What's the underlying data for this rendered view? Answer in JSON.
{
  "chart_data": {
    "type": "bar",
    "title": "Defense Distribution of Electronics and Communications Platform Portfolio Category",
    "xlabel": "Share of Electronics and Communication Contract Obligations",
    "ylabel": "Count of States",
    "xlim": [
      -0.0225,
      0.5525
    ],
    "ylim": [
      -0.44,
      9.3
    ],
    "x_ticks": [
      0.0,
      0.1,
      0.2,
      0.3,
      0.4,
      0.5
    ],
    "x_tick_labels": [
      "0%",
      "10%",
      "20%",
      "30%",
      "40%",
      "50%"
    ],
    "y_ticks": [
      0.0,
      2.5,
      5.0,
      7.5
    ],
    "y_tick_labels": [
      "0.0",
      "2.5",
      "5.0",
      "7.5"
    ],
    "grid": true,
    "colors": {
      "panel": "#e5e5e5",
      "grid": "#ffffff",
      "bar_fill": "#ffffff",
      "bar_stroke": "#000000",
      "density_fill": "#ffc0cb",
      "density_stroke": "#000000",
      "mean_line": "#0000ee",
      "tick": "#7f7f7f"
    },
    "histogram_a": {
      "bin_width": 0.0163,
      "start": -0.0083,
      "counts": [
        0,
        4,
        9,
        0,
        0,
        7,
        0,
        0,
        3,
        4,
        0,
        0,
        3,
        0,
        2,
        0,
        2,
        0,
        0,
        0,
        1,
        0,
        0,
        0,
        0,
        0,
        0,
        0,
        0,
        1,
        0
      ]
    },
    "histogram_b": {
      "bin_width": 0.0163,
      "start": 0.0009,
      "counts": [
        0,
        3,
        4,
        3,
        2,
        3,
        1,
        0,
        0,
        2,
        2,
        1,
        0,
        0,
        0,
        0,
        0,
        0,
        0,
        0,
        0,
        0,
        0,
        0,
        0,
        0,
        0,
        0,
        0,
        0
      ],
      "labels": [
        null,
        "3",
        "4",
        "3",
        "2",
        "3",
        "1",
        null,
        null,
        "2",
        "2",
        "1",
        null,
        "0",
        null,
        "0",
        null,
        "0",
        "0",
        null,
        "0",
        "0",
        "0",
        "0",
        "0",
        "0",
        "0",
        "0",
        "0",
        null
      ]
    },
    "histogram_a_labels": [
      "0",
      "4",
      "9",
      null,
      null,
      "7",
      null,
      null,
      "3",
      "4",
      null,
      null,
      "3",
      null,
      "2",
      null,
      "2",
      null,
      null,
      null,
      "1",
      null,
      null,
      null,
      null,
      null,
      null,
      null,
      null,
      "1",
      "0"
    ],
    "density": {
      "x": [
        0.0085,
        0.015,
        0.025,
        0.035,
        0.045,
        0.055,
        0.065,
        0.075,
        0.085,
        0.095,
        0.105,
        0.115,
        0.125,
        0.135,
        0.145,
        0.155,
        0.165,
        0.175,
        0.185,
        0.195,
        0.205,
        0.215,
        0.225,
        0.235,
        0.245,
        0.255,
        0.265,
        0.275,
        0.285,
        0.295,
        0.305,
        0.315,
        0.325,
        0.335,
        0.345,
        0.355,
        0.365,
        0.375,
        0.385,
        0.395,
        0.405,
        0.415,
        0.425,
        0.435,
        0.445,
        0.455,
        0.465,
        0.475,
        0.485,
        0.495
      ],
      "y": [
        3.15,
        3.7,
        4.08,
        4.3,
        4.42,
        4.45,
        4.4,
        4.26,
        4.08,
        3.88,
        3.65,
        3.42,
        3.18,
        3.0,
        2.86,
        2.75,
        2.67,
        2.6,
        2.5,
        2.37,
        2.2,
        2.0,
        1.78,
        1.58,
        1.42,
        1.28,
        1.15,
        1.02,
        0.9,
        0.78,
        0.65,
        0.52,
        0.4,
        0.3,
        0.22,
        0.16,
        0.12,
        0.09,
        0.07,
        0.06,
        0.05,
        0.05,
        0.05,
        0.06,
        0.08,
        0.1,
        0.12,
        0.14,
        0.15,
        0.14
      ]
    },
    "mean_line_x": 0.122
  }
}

*Exercise prompt:*
Scan the material and collect every line that contains "Electronics".

*Written solution:*
    "title": "Defense Distribution of Electronics and Communications Platform Portfolio Category",
    "xlabel": "Share of Electronics and Communication Contract Obligations",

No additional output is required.